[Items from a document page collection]
>>

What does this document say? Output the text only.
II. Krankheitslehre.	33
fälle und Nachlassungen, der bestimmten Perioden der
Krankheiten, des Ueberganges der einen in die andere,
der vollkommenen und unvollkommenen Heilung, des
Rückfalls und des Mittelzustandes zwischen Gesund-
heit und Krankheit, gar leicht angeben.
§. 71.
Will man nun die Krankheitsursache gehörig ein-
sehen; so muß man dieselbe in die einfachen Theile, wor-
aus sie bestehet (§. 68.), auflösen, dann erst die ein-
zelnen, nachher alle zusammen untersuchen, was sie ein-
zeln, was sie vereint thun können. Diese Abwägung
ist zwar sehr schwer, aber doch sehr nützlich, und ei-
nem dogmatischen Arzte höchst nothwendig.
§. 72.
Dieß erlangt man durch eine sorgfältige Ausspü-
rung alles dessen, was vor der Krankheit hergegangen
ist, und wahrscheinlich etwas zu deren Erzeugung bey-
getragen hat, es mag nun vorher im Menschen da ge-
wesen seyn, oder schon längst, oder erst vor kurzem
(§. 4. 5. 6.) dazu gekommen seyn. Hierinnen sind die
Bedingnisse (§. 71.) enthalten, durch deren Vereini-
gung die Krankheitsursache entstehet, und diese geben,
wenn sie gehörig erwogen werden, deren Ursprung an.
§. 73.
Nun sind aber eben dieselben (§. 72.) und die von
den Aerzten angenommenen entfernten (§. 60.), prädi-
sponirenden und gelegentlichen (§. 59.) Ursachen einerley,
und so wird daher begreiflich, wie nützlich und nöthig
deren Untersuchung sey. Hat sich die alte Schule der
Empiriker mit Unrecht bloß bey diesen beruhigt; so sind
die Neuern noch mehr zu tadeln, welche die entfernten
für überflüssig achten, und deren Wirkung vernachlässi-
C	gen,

<<

__ASSIGNED TASK__
Transcribe each record shown above, exactly.

__FINISHED EXERCISE__
What does this document say? Output the text only.
II. Krankheitslehre.	33
fälle und Nachlassungen, der bestimmten Perioden der
Krankheiten, des Ueberganges der einen in die andere,
der vollkommenen und unvollkommenen Heilung, des
Rückfalls und des Mittelzustandes zwischen Gesund-
heit und Krankheit, gar leicht angeben.
§. 71.
Will man nun die Krankheitsursache gehörig ein-
sehen; so muß man dieselbe in die einfachen Theile, wor-
aus sie bestehet (§. 68.), auflösen, dann erst die ein-
zelnen, nachher alle zusammen untersuchen, was sie ein-
zeln, was sie vereint thun können. Diese Abwägung
ist zwar sehr schwer, aber doch sehr nützlich, und ei-
nem dogmatischen Arzte höchst nothwendig.
§. 72.
Dieß erlangt man durch eine sorgfältige Ausspü-
rung alles dessen, was vor der Krankheit hergegangen
ist, und wahrscheinlich etwas zu deren Erzeugung bey-
getragen hat, es mag nun vorher im Menschen da ge-
wesen seyn, oder schon längst, oder erst vor kurzem
(§. 4. 5. 6.) dazu gekommen seyn. Hierinnen sind die
Bedingnisse (§. 71.) enthalten, durch deren Vereini-
gung die Krankheitsursache entstehet, und diese geben,
wenn sie gehörig erwogen werden, deren Ursprung an.
§. 73.
Nun sind aber eben dieselben (§. 72.) und die von
den Aerzten angenommenen entfernten (§. 60.), prädi-
sponirenden und gelegentlichen (§. 59.) Ursachen einerley,
und so wird daher begreiflich, wie nützlich und nöthig
deren Untersuchung sey. Hat sich die alte Schule der
Empiriker mit Unrecht bloß bey diesen beruhigt; so sind
die Neuern noch mehr zu tadeln, welche die entfernten
für überflüssig achten, und deren Wirkung vernachlässi-
C	gen,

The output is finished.